> _Task details_
Return a copy of every line in the records that includes the word "decimal".

[Data records]
• • • • •

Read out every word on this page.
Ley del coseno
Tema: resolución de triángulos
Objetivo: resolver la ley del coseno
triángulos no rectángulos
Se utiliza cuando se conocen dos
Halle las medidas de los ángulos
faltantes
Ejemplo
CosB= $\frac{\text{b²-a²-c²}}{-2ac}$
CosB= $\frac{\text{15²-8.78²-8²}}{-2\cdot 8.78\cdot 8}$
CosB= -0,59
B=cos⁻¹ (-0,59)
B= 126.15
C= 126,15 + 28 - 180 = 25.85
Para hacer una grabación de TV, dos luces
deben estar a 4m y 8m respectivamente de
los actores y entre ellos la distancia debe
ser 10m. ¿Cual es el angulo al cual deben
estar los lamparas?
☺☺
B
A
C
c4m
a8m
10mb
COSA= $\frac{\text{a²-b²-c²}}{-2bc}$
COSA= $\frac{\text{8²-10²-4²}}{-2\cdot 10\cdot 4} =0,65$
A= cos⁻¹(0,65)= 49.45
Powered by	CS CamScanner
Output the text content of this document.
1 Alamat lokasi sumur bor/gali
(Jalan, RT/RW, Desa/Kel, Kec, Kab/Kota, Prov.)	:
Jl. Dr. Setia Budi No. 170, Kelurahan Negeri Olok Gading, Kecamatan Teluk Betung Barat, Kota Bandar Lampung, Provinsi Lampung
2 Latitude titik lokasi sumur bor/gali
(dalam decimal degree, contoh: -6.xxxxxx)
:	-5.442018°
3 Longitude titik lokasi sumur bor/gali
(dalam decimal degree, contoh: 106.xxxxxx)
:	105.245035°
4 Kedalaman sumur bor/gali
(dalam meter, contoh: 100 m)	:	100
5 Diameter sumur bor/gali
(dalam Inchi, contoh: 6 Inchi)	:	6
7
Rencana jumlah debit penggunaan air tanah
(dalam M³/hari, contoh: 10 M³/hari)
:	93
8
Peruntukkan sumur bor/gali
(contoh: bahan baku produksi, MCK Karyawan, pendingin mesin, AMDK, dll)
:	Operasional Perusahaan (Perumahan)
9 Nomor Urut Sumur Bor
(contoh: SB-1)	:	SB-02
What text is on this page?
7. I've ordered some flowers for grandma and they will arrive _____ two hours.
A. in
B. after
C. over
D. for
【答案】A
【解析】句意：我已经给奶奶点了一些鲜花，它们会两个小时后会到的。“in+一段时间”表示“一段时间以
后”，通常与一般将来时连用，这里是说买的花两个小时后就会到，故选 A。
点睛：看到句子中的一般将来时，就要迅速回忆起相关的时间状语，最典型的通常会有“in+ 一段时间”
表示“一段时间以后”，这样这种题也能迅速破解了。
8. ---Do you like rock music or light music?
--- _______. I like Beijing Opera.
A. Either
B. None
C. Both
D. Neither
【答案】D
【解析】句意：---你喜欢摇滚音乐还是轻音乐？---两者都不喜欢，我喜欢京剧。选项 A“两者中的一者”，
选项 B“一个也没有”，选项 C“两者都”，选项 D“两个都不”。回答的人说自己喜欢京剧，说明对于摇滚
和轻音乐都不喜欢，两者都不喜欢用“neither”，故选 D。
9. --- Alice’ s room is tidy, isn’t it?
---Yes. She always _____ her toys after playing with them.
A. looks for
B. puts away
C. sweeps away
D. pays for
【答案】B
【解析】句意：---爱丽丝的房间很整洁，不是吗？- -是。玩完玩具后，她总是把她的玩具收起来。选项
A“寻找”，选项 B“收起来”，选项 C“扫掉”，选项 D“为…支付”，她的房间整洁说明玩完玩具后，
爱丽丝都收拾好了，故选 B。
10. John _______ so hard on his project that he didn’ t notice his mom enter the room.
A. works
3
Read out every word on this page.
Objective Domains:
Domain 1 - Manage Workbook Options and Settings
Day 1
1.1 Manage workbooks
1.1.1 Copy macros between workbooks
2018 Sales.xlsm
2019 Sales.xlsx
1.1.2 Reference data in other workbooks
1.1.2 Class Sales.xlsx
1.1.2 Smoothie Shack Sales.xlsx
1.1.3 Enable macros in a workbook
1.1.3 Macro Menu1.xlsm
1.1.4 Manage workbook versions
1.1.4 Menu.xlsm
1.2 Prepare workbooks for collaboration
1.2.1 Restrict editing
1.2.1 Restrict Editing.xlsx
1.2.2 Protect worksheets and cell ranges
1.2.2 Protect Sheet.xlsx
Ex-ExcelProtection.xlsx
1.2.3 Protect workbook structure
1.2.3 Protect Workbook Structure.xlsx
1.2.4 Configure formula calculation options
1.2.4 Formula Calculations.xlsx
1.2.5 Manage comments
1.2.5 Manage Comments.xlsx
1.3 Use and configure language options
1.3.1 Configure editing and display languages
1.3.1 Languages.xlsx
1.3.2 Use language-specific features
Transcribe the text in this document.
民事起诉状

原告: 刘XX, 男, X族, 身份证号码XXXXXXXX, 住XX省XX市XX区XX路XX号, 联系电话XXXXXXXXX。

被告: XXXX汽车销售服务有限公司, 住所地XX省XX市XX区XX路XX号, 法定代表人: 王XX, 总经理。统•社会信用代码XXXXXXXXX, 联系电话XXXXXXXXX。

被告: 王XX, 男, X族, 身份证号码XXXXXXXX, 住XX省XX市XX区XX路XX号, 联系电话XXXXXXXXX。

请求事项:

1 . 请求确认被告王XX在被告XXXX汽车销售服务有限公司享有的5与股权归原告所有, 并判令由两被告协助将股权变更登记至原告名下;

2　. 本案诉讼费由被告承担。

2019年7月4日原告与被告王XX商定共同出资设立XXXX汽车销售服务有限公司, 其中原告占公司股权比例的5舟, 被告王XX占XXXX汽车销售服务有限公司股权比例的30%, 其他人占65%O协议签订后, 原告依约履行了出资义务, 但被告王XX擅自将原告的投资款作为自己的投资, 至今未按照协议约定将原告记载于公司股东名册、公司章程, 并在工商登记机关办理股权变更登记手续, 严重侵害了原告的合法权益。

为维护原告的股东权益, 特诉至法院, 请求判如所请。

• • • • •

> _Reply to the exercise_
(dalam decimal degree, contoh: -6.xxxxxx)
(dalam decimal degree, contoh: 106.xxxxxx)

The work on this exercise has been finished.